**REQUEST**
Only the pictures are left out: repeat the rest of the entries exactly.
━━ MATERIAL PROVIDED ━━
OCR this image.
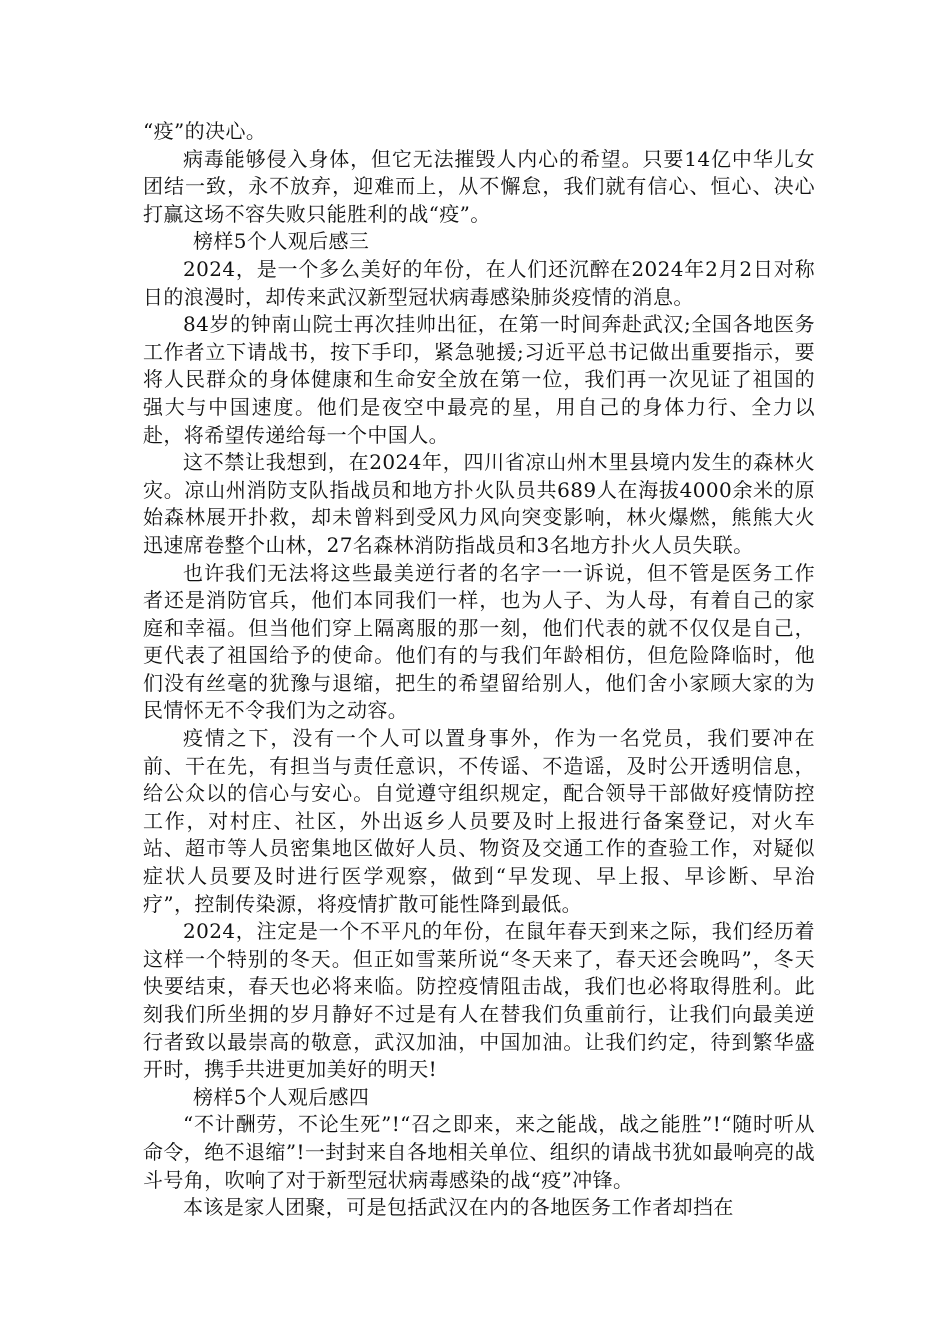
“疫”的决心。

病毒能够侵入身体，但它无法摧毁人内心的希望。只要14亿中华儿女团结一致，永不放弃，迎难而上，从不懈怠，我们就有信心、恒心、决心打赢这场不容失败只能胜利的战“疫”。

榜样5个人观后感三

2024，是一个多么美好的年份，在人们还沉醉在2024年2月2日对称日的浪漫时，却传来武汉新型冠状病毒感染肺炎疫情的消息。

84岁的钟南山院士再次挂帅出征，在第一时间奔赴武汉;全国各地医务工作者立下请战书，按下手印，紧急驰援;习近平总书记做出重要指示，要将人民群众的身体健康和生命安全放在第一位，我们再一次见证了祖国的强大与中国速度。他们是夜空中最亮的星，用自己的身体力行、全力以赴，将希望传递给每一个中国人。

这不禁让我想到，在2024年，四川省凉山州木里县境内发生的森林火灾。凉山州消防支队指战员和地方扑火队员共689人在海拔4000余米的原始森林展开扑救，却未曾料到受风力风向突变影响，林火爆燃，熊熊大火迅速席卷整个山林，27名森林消防指战员和3名地方扑火人员失联。

也许我们无法将这些最美逆行者的名字一一诉说，但不管是医务工作者还是消防官兵，他们本同我们一样，也为人子、为人母，有着自己的家庭和幸福。但当他们穿上隔离服的那一刻，他们代表的就不仅仅是自己，更代表了祖国给予的使命。他们有的与我们年龄相仿，但危险降临时，他们没有丝毫的犹豫与退缩，把生的希望留给别人，他们舍小家顾大家的为民情怀无不令我们为之动容。

疫情之下，没有一个人可以置身事外，作为一名党员，我们要冲在前、干在先，有担当与责任意识，不传谣、不造谣，及时公开透明信息，给公众以的信心与安心。自觉遵守组织规定，配合领导干部做好疫情防控工作，对村庄、社区，外出返乡人员要及时上报进行备案登记，对火车站、超市等人员密集地区做好人员、物资及交通工作的查验工作，对疑似症状人员要及时进行医学观察，做到“早发现、早上报、早诊断、早治疗”，控制传染源，将疫情扩散可能性降到最低。

2024，注定是一个不平凡的年份，在鼠年春天到来之际，我们经历着这样一个特别的冬天。但正如雪莱所说“冬天来了，春天还会晚吗”，冬天快要结束，春天也必将来临。防控疫情阻击战，我们也必将取得胜利。此刻我们所坐拥的岁月静好不过是有人在替我们负重前行，让我们向最美逆行者致以最崇高的敬意，武汉加油，中国加油。让我们约定，待到繁华盛开时，携手共进更加美好的明天!

榜样5个人观后感四

“不计酬劳，不论生死”!“召之即来，来之能战，战之能胜”!“随时听从命令，绝不退缩”!一封封来自各地相关单位、组织的请战书犹如最响亮的战斗号角，吹响了对于新型冠状病毒感染的战“疫”冲锋。

本该是家人团聚，可是包括武汉在内的各地医务工作者却挡在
━━━
**SOLUTION TO THIS PROBLEM**
OCR this image.
“疫”的决心。

病毒能够侵入身体，但它无法摧毁人内心的希望。只要14亿中华儿女团结一致，永不放弃，迎难而上，从不懈怠，我们就有信心、恒心、决心打赢这场不容失败只能胜利的战“疫”。

榜样5个人观后感三

2024，是一个多么美好的年份，在人们还沉醉在2024年2月2日对称日的浪漫时，却传来武汉新型冠状病毒感染肺炎疫情的消息。

84岁的钟南山院士再次挂帅出征，在第一时间奔赴武汉;全国各地医务工作者立下请战书，按下手印，紧急驰援;习近平总书记做出重要指示，要将人民群众的身体健康和生命安全放在第一位，我们再一次见证了祖国的强大与中国速度。他们是夜空中最亮的星，用自己的身体力行、全力以赴，将希望传递给每一个中国人。

这不禁让我想到，在2024年，四川省凉山州木里县境内发生的森林火灾。凉山州消防支队指战员和地方扑火队员共689人在海拔4000余米的原始森林展开扑救，却未曾料到受风力风向突变影响，林火爆燃，熊熊大火迅速席卷整个山林，27名森林消防指战员和3名地方扑火人员失联。

也许我们无法将这些最美逆行者的名字一一诉说，但不管是医务工作者还是消防官兵，他们本同我们一样，也为人子、为人母，有着自己的家庭和幸福。但当他们穿上隔离服的那一刻，他们代表的就不仅仅是自己，更代表了祖国给予的使命。他们有的与我们年龄相仿，但危险降临时，他们没有丝毫的犹豫与退缩，把生的希望留给别人，他们舍小家顾大家的为民情怀无不令我们为之动容。

疫情之下，没有一个人可以置身事外，作为一名党员，我们要冲在前、干在先，有担当与责任意识，不传谣、不造谣，及时公开透明信息，给公众以的信心与安心。自觉遵守组织规定，配合领导干部做好疫情防控工作，对村庄、社区，外出返乡人员要及时上报进行备案登记，对火车站、超市等人员密集地区做好人员、物资及交通工作的查验工作，对疑似症状人员要及时进行医学观察，做到“早发现、早上报、早诊断、早治疗”，控制传染源，将疫情扩散可能性降到最低。

2024，注定是一个不平凡的年份，在鼠年春天到来之际，我们经历着这样一个特别的冬天。但正如雪莱所说“冬天来了，春天还会晚吗”，冬天快要结束，春天也必将来临。防控疫情阻击战，我们也必将取得胜利。此刻我们所坐拥的岁月静好不过是有人在替我们负重前行，让我们向最美逆行者致以最崇高的敬意，武汉加油，中国加油。让我们约定，待到繁华盛开时，携手共进更加美好的明天!

榜样5个人观后感四

“不计酬劳，不论生死”!“召之即来，来之能战，战之能胜”!“随时听从命令，绝不退缩”!一封封来自各地相关单位、组织的请战书犹如最响亮的战斗号角，吹响了对于新型冠状病毒感染的战“疫”冲锋。

本该是家人团聚，可是包括武汉在内的各地医务工作者却挡在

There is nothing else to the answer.